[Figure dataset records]
* Start *
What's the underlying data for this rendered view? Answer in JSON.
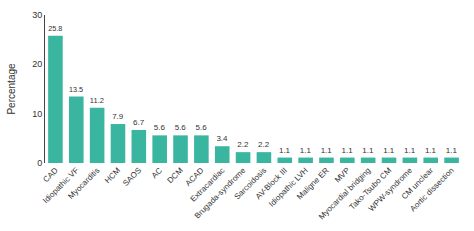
{
  "chart_data": {
    "type": "bar",
    "categories": [
      "CAD",
      "Idiopathic VF",
      "Myocarditis",
      "HCM",
      "SAOS",
      "AC",
      "DCM",
      "ACAD",
      "Extracardiac",
      "Brugada-syndrome",
      "Sarcoidosis",
      "AV-Block III",
      "Idiopathic LVH",
      "Maligne ER",
      "MVP",
      "Myocardial bridging",
      "Tako-Tsubo CM",
      "WPW-syndrome",
      "CM unclear",
      "Aortic dissection"
    ],
    "values": [
      25.8,
      13.5,
      11.2,
      7.9,
      6.7,
      5.6,
      5.6,
      5.6,
      3.4,
      2.2,
      2.2,
      1.1,
      1.1,
      1.1,
      1.1,
      1.1,
      1.1,
      1.1,
      1.1,
      1.1
    ],
    "color": "#3ab5a0",
    "ylabel": "Percentage",
    "ylim": [
      0,
      30
    ],
    "yticks": [
      0,
      10,
      20,
      30
    ],
    "data_labels": true,
    "grid": false
  }
}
* End *
> PROBLEM TO SOLVE
Reproduce the whole listing exactly, but not the images in it.

> TASK RESPONSE
What's the underlying data for this rendered view? Answer in JSON.
{
  "chart_data": {
    "type": "bar",
    "categories": [
      "CAD",
      "Idiopathic VF",
      "Myocarditis",
      "HCM",
      "SAOS",
      "AC",
      "DCM",
      "ACAD",
      "Extracardiac",
      "Brugada-syndrome",
      "Sarcoidosis",
      "AV-Block III",
      "Idiopathic LVH",
      "Maligne ER",
      "MVP",
      "Myocardial bridging",
      "Tako-Tsubo CM",
      "WPW-syndrome",
      "CM unclear",
      "Aortic dissection"
    ],
    "values": [
      25.8,
      13.5,
      11.2,
      7.9,
      6.7,
      5.6,
      5.6,
      5.6,
      3.4,
      2.2,
      2.2,
      1.1,
      1.1,
      1.1,
      1.1,
      1.1,
      1.1,
      1.1,
      1.1,
      1.1
    ],
    "color": "#3ab5a0",
    "ylabel": "Percentage",
    "ylim": [
      0,
      30
    ],
    "yticks": [
      0,
      10,
      20,
      30
    ],
    "data_labels": true,
    "grid": false
  }
}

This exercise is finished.